### [PROVIDED DATA]
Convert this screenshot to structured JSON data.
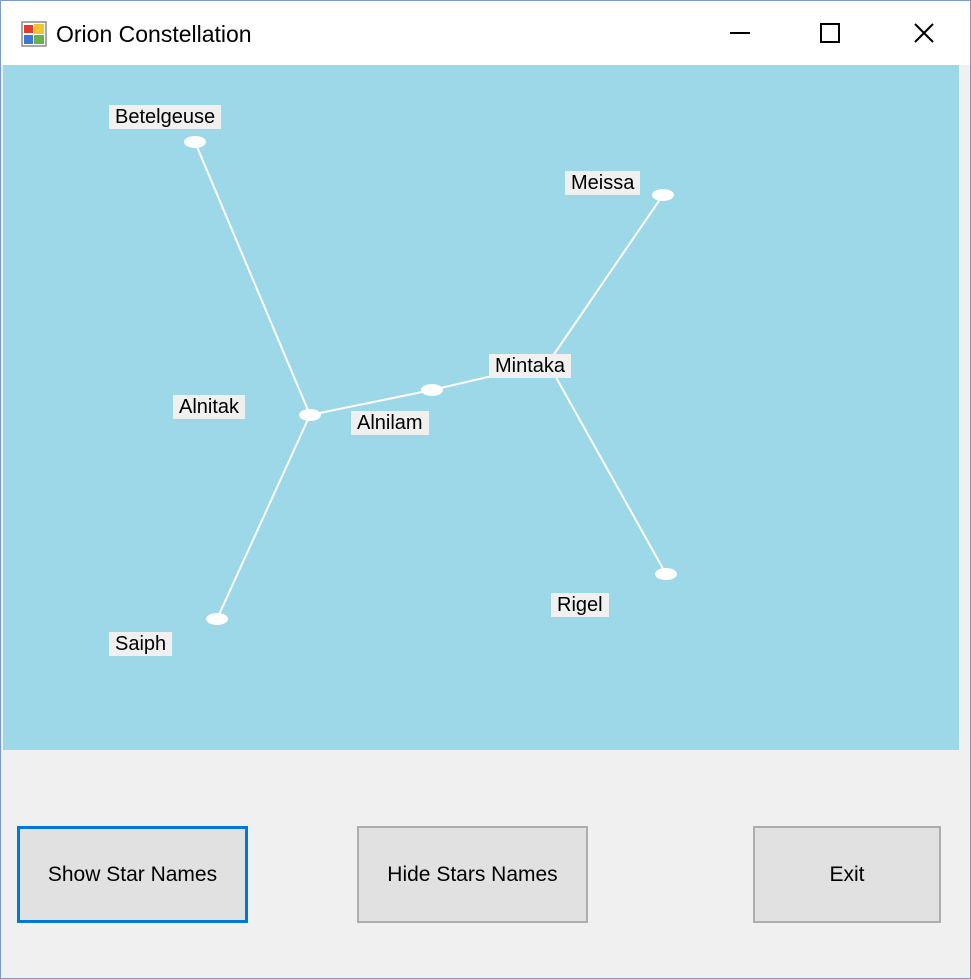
{
  "window": {
    "title": "Orion Constellation"
  },
  "stars": {
    "betelgeuse": "Betelgeuse",
    "meissa": "Meissa",
    "mintaka": "Mintaka",
    "alnitak": "Alnitak",
    "alnilam": "Alnilam",
    "rigel": "Rigel",
    "saiph": "Saiph"
  },
  "buttons": {
    "show": "Show Star Names",
    "hide": "Hide Stars Names",
    "exit": "Exit"
  },
  "colors": {
    "sky": "#9cd8e8",
    "star": "#ffffff",
    "line": "#ffffff",
    "focus": "#0078d7"
  },
  "icons": {
    "app": "app-form-icon",
    "minimize": "minimize-icon",
    "maximize": "maximize-icon",
    "close": "close-icon"
  }
}
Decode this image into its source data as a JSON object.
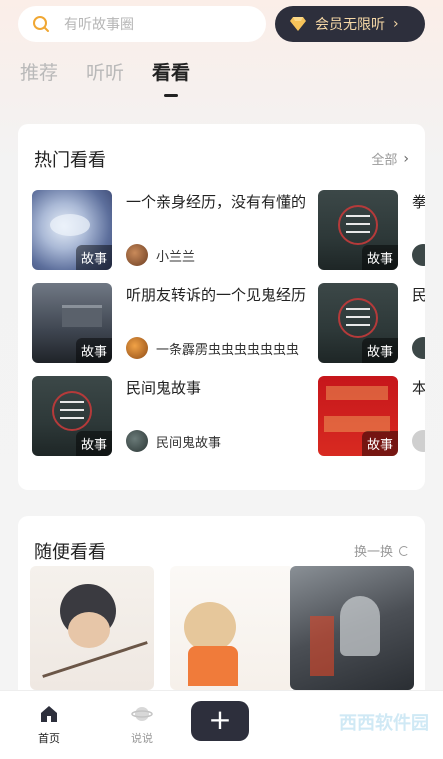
{
  "search": {
    "placeholder": "有听故事圈",
    "icon": "search-icon"
  },
  "vip_button": {
    "label": "会员无限听",
    "icon": "gem-icon",
    "color": "#2d2f3c",
    "text_color": "#f6d8a6"
  },
  "tabs": [
    {
      "label": "推荐",
      "active": false
    },
    {
      "label": "听听",
      "active": false
    },
    {
      "label": "看看",
      "active": true
    }
  ],
  "hot": {
    "title": "热门看看",
    "more_label": "全部",
    "items": [
      {
        "title": "一个亲身经历，没有有懂的",
        "tag": "故事",
        "author": "小兰兰"
      },
      {
        "title": "听朋友转诉的一个见鬼经历",
        "tag": "故事",
        "author": "一条霹雳虫虫虫虫虫虫虫"
      },
      {
        "title": "民间鬼故事",
        "tag": "故事",
        "author": "民间鬼故事"
      }
    ],
    "side_items": [
      {
        "tag": "故事",
        "title_peek": "拳"
      },
      {
        "tag": "故事",
        "title_peek": "民"
      },
      {
        "tag": "故事",
        "title_peek": "本"
      }
    ]
  },
  "random": {
    "title": "随便看看",
    "refresh_label": "换一换"
  },
  "bottom_nav": {
    "home_label": "首页",
    "talk_label": "说说",
    "plus_label": "+",
    "watermark": "西西软件园"
  }
}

### [DIRECTIVE]
Working from the material above, state how many lines contain "JSON"; give only the number.

### [ANSWER TO THE PROBLEM]
2